**What the task asks:** Quote the records in full and leave their pictures out.

....................

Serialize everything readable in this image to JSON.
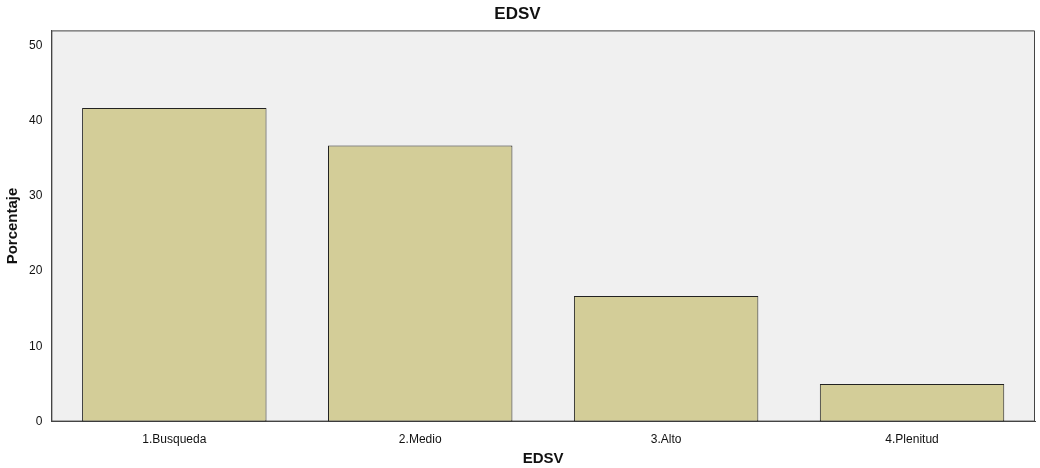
{
  "chart_data": {
    "type": "bar",
    "title": "EDSV",
    "xlabel": "EDSV",
    "ylabel": "Porcentaje",
    "categories": [
      "1.Busqueda",
      "2.Medio",
      "3.Alto",
      "4.Plenitud"
    ],
    "values": [
      41.7,
      36.7,
      16.7,
      5.0
    ],
    "color": "#d3cd98",
    "ylim": [
      0,
      52
    ],
    "yticks": [
      0,
      10,
      20,
      30,
      40,
      50
    ],
    "grid": false,
    "legend": false
  }
}
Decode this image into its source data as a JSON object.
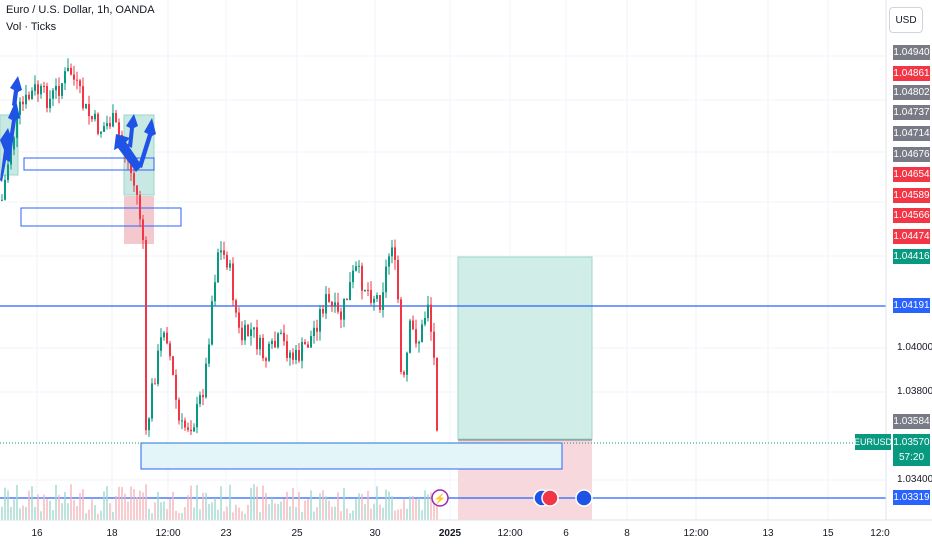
{
  "header": {
    "title": "Euro / U.S. Dollar, 1h, OANDA",
    "indicator": "Vol · Ticks"
  },
  "currency_button": "USD",
  "symbol": "EURUSD",
  "current_price": {
    "value": "1.03570",
    "countdown": "57:20",
    "color": "#089981"
  },
  "price_labels": [
    {
      "value": "1.04940",
      "color": "#787b86"
    },
    {
      "value": "1.04861",
      "color": "#f23645"
    },
    {
      "value": "1.04802",
      "color": "#787b86"
    },
    {
      "value": "1.04737",
      "color": "#787b86"
    },
    {
      "value": "1.04714",
      "color": "#787b86"
    },
    {
      "value": "1.04676",
      "color": "#787b86"
    },
    {
      "value": "1.04654",
      "color": "#f23645"
    },
    {
      "value": "1.04589",
      "color": "#f23645"
    },
    {
      "value": "1.04566",
      "color": "#f23645"
    },
    {
      "value": "1.04474",
      "color": "#f23645"
    },
    {
      "value": "1.04416",
      "color": "#089981"
    },
    {
      "value": "1.04191",
      "color": "#2962ff"
    },
    {
      "value": "1.03584",
      "color": "#787b86"
    },
    {
      "value": "1.03319",
      "color": "#2962ff"
    }
  ],
  "price_axis": [
    "1.04000",
    "1.03800",
    "1.03400"
  ],
  "time_axis": [
    {
      "label": "16",
      "bold": false
    },
    {
      "label": "18",
      "bold": false
    },
    {
      "label": "12:00",
      "bold": false
    },
    {
      "label": "23",
      "bold": false
    },
    {
      "label": "25",
      "bold": false
    },
    {
      "label": "30",
      "bold": false
    },
    {
      "label": "2025",
      "bold": true
    },
    {
      "label": "12:00",
      "bold": false
    },
    {
      "label": "6",
      "bold": false
    },
    {
      "label": "8",
      "bold": false
    },
    {
      "label": "12:00",
      "bold": false
    },
    {
      "label": "13",
      "bold": false
    },
    {
      "label": "15",
      "bold": false
    },
    {
      "label": "12:0",
      "bold": false
    }
  ],
  "colors": {
    "up": "#089981",
    "down": "#f23645",
    "line": "#2962ff",
    "long_target": "#d1ede7",
    "long_stop": "#f7d9dd"
  }
}
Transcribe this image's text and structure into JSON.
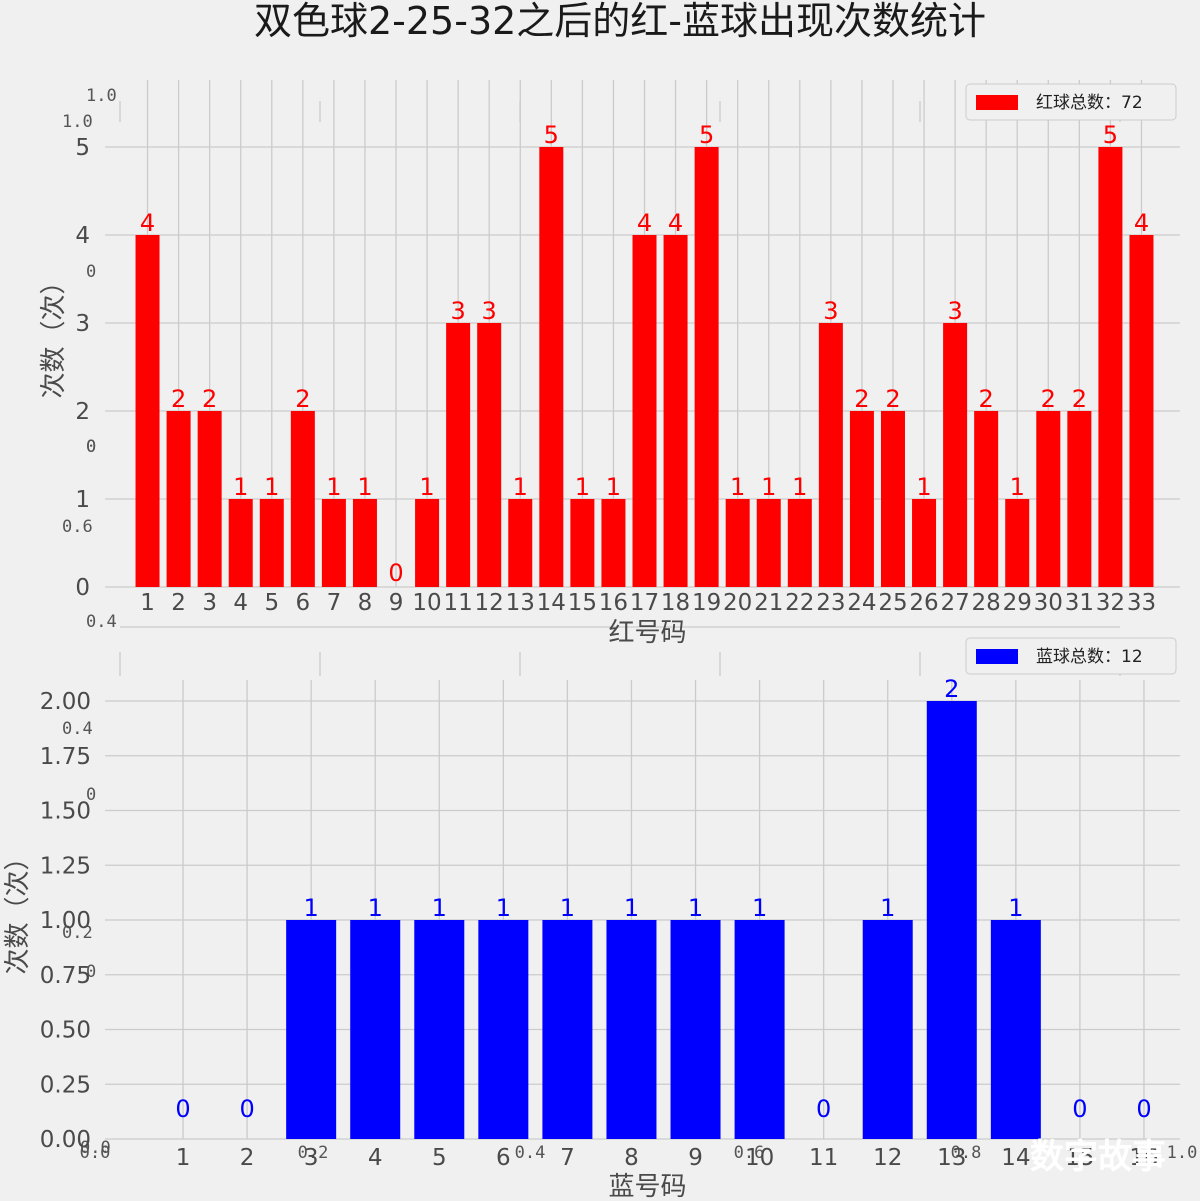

....................

**Problem solution:**
Serialize everything readable in this image to JSON.
{
  "chart_data": {
    "type": "bar",
    "title": "EDSV",
    "xlabel": "EDSV",
    "ylabel": "Porcentaje",
    "categories": [
      "1.Busqueda",
      "2.Medio",
      "3.Alto",
      "4.Plenitud"
    ],
    "values": [
      41.7,
      36.7,
      16.7,
      5.0
    ],
    "color": "#d3cd98",
    "ylim": [
      0,
      52
    ],
    "yticks": [
      0,
      10,
      20,
      30,
      40,
      50
    ],
    "grid": false,
    "legend": false
  }
}
Decode this image into its source data as a JSON object.
{
  "header": {
    "title": "Euro / U.S. Dollar, 1h, OANDA",
    "indicator": "Vol · Ticks"
  },
  "currency_button": "USD",
  "symbol": "EURUSD",
  "current_price": {
    "value": "1.03570",
    "countdown": "57:20",
    "color": "#089981"
  },
  "price_labels": [
    {
      "value": "1.04940",
      "color": "#787b86"
    },
    {
      "value": "1.04861",
      "color": "#f23645"
    },
    {
      "value": "1.04802",
      "color": "#787b86"
    },
    {
      "value": "1.04737",
      "color": "#787b86"
    },
    {
      "value": "1.04714",
      "color": "#787b86"
    },
    {
      "value": "1.04676",
      "color": "#787b86"
    },
    {
      "value": "1.04654",
      "color": "#f23645"
    },
    {
      "value": "1.04589",
      "color": "#f23645"
    },
    {
      "value": "1.04566",
      "color": "#f23645"
    },
    {
      "value": "1.04474",
      "color": "#f23645"
    },
    {
      "value": "1.04416",
      "color": "#089981"
    },
    {
      "value": "1.04191",
      "color": "#2962ff"
    },
    {
      "value": "1.03584",
      "color": "#787b86"
    },
    {
      "value": "1.03319",
      "color": "#2962ff"
    }
  ],
  "price_axis": [
    "1.04000",
    "1.03800",
    "1.03400"
  ],
  "time_axis": [
    {
      "label": "16",
      "bold": false
    },
    {
      "label": "18",
      "bold": false
    },
    {
      "label": "12:00",
      "bold": false
    },
    {
      "label": "23",
      "bold": false
    },
    {
      "label": "25",
      "bold": false
    },
    {
      "label": "30",
      "bold": false
    },
    {
      "label": "2025",
      "bold": true
    },
    {
      "label": "12:00",
      "bold": false
    },
    {
      "label": "6",
      "bold": false
    },
    {
      "label": "8",
      "bold": false
    },
    {
      "label": "12:00",
      "bold": false
    },
    {
      "label": "13",
      "bold": false
    },
    {
      "label": "15",
      "bold": false
    },
    {
      "label": "12:0",
      "bold": false
    }
  ],
  "colors": {
    "up": "#089981",
    "down": "#f23645",
    "line": "#2962ff",
    "long_target": "#d1ede7",
    "long_stop": "#f7d9dd"
  }
}
Transcribe this image's text and structure into JSON.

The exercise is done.